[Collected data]
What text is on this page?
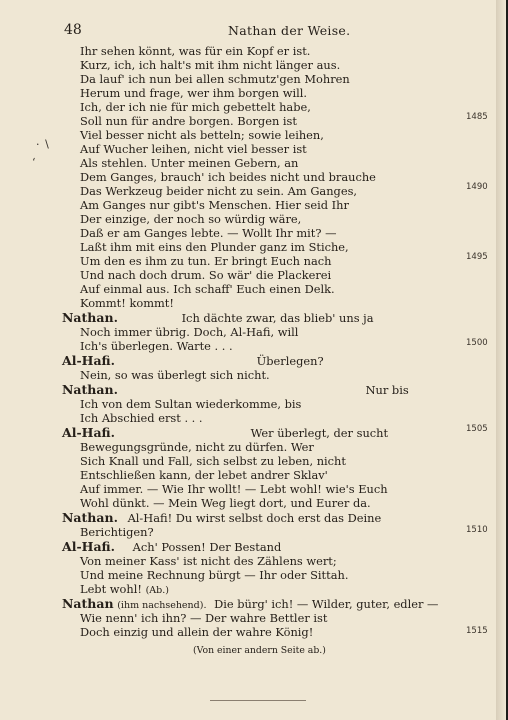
48	Nathan der Weise.
· ∖
‘
Ihr sehen könnt, was für ein Kopf er ist.
Kurz, ich, ich halt's mit ihm nicht länger aus.
Da lauf' ich nun bei allen schmutz'gen Mohren
Herum und frage, wer ihm borgen will.
Ich, der ich nie für mich gebettelt habe,
Soll nun für andre borgen. Borgen ist
Viel besser nicht als betteln; sowie leihen,
Auf Wucher leihen, nicht viel besser ist
Als stehlen. Unter meinen Gebern, an
Dem Ganges, brauch' ich beides nicht und brauche
Das Werkzeug beider nicht zu sein. Am Ganges,
Am Ganges nur gibt's Menschen. Hier seid Ihr
Der einzige, der noch so würdig wäre,
Daß er am Ganges lebte. — Wollt Ihr mit? —
Laßt ihm mit eins den Plunder ganz im Stiche,
Um den es ihm zu tun. Er bringt Euch nach
Und nach doch drum. So wär' die Plackerei
Auf einmal aus. Ich schaff' Euch einen Delk.
Kommt! kommt!
Nathan.	Ich dächte zwar, das blieb' uns ja
Noch immer übrig. Doch, Al-Hafi, will
Ich's überlegen. Warte . . .
Al-Hafi.	Überlegen?
Nein, so was überlegt sich nicht.
Nathan.	Nur bis
Ich von dem Sultan wiederkomme, bis
Ich Abschied erst . . .
Al-Hafi.	Wer überlegt, der sucht
Bewegungsgründe, nicht zu dürfen. Wer
Sich Knall und Fall, sich selbst zu leben, nicht
Entschließen kann, der lebet andrer Sklav'
Auf immer. — Wie Ihr wollt! — Lebt wohl! wie's Euch
Wohl dünkt. — Mein Weg liegt dort, und Eurer da.
Nathan. Al-Hafi! Du wirst selbst doch erst das Deine
Berichtigen?
Al-Hafi. Ach' Possen! Der Bestand
Von meiner Kass' ist nicht des Zählens wert;
Und meine Rechnung bürgt — Ihr oder Sittah.
Lebt wohl! (Ab.)
Nathan (ihm nachsehend). Die bürg' ich! — Wilder, guter, edler —
Wie nenn' ich ihn? — Der wahre Bettler ist
Doch einzig und allein der wahre König!
(Von einer andern Seite ab.)
1485
1490
1495
1500
1505
1510
1515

## [Your goal]
Scan the records above for the string "selbst", then select every line that holds it.

## [Answer to this task]
Sich Knall und Fall, sich selbst zu leben, nicht
Nathan. Al-Hafi! Du wirst selbst doch erst das Deine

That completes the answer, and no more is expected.